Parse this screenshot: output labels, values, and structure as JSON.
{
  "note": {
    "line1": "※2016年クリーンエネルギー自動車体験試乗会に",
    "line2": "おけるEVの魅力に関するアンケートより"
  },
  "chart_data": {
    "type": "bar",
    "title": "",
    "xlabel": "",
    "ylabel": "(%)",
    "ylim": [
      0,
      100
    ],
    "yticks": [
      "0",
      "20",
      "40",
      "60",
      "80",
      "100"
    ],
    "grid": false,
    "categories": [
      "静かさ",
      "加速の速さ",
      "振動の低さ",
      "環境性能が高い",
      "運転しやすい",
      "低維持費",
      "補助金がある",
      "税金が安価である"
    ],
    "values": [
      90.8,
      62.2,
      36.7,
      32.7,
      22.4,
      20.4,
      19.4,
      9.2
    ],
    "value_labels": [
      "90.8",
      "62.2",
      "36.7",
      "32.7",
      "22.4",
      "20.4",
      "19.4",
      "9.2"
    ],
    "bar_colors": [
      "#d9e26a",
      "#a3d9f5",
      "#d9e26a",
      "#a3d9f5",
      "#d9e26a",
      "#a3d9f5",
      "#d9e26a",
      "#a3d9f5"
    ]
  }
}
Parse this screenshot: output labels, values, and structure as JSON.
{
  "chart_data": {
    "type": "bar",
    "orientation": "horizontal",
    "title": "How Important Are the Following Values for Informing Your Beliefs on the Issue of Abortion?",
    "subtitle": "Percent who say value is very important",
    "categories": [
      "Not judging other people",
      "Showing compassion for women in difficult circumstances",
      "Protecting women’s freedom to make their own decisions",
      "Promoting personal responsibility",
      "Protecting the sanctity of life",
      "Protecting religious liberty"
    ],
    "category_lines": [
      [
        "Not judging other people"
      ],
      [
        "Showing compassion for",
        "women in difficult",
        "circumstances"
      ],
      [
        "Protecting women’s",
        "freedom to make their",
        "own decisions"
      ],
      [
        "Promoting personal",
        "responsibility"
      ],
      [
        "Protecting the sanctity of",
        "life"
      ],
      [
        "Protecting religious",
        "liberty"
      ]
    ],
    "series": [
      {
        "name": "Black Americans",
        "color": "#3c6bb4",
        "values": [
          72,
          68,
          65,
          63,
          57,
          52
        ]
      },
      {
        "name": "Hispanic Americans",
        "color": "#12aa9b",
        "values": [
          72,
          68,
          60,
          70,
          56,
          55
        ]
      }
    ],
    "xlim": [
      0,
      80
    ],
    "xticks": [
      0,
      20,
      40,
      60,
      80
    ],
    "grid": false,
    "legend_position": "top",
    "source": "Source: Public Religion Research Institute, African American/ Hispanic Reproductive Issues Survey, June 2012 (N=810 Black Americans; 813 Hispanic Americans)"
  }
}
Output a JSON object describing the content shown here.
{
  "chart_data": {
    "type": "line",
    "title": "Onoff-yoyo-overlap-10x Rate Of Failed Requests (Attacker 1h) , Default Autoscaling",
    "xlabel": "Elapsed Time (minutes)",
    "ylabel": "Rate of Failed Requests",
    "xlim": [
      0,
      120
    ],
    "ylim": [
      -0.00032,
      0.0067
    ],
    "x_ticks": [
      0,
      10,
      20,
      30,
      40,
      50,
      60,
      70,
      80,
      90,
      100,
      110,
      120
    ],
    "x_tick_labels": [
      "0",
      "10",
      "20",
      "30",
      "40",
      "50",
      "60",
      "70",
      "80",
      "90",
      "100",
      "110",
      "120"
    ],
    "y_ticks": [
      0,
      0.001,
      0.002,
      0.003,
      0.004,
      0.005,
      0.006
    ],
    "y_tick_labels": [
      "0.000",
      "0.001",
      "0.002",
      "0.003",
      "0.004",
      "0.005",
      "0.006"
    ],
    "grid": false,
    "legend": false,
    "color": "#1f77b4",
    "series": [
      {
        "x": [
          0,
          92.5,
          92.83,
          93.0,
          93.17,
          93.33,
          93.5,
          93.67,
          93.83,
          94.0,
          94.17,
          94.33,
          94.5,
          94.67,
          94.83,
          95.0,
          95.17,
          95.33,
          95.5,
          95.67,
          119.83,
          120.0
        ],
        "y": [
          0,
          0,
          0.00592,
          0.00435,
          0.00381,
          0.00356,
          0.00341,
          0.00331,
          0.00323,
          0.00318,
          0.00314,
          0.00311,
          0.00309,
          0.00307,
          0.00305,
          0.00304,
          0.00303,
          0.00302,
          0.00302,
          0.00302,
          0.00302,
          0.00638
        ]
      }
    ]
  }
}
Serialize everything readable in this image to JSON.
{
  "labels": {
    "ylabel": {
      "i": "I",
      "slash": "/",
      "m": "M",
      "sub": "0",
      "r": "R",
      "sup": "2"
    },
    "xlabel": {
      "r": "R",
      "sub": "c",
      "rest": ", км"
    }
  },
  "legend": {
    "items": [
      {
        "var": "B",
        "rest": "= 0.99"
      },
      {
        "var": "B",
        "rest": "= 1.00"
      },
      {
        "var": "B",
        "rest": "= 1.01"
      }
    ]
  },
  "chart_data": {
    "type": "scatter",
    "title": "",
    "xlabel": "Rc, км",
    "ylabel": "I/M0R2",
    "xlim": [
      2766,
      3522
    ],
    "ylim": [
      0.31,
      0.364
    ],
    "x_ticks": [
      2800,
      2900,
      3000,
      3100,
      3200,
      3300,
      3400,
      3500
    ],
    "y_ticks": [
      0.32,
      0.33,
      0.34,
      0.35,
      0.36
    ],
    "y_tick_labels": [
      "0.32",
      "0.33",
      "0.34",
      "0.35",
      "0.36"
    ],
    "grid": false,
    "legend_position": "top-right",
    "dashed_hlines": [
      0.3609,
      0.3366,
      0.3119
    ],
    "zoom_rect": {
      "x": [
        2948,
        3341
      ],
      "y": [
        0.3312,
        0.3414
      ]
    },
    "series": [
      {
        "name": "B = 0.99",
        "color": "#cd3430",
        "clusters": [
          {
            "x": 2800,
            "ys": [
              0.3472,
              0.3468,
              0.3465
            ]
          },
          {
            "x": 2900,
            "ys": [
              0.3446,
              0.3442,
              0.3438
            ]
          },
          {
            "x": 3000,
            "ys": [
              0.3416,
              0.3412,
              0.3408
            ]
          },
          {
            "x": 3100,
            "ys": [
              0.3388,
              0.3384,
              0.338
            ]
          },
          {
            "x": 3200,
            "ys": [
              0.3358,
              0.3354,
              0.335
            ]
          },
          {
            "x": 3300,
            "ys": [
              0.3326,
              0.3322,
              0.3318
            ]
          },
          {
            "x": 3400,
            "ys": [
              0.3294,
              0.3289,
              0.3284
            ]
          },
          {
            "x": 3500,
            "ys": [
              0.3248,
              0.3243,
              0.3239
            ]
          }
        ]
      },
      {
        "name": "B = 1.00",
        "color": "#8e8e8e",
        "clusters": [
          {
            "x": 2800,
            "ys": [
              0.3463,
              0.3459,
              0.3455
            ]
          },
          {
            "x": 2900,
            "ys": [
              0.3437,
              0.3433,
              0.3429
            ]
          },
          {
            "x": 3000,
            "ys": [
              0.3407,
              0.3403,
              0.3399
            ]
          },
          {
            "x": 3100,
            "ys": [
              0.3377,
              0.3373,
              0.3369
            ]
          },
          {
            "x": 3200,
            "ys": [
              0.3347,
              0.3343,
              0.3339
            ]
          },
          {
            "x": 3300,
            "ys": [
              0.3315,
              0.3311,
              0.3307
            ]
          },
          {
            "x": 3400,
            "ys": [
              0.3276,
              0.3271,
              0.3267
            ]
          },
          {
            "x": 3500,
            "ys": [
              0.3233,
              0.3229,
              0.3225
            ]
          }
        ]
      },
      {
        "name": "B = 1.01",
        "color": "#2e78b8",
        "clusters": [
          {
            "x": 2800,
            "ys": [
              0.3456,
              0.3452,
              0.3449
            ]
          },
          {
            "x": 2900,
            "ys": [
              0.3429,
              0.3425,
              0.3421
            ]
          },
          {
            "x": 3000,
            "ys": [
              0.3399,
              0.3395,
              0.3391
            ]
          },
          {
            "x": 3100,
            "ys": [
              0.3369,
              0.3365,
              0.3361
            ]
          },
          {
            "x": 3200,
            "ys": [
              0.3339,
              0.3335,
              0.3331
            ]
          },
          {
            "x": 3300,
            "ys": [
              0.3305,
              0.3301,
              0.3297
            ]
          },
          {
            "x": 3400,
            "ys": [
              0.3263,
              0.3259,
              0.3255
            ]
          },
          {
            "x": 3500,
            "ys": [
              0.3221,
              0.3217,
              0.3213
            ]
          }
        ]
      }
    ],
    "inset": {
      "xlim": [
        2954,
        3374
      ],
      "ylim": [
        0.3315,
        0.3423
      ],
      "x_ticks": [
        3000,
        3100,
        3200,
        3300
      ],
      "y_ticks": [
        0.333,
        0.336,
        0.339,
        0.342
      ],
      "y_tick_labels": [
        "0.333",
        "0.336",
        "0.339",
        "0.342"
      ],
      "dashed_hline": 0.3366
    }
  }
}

→ **Exercise objective**: Where does the word "sanctity" appear in the listing? List each line that holds it.

→ **Solved problem**:
      "Protecting the sanctity of life",
        "Protecting the sanctity of",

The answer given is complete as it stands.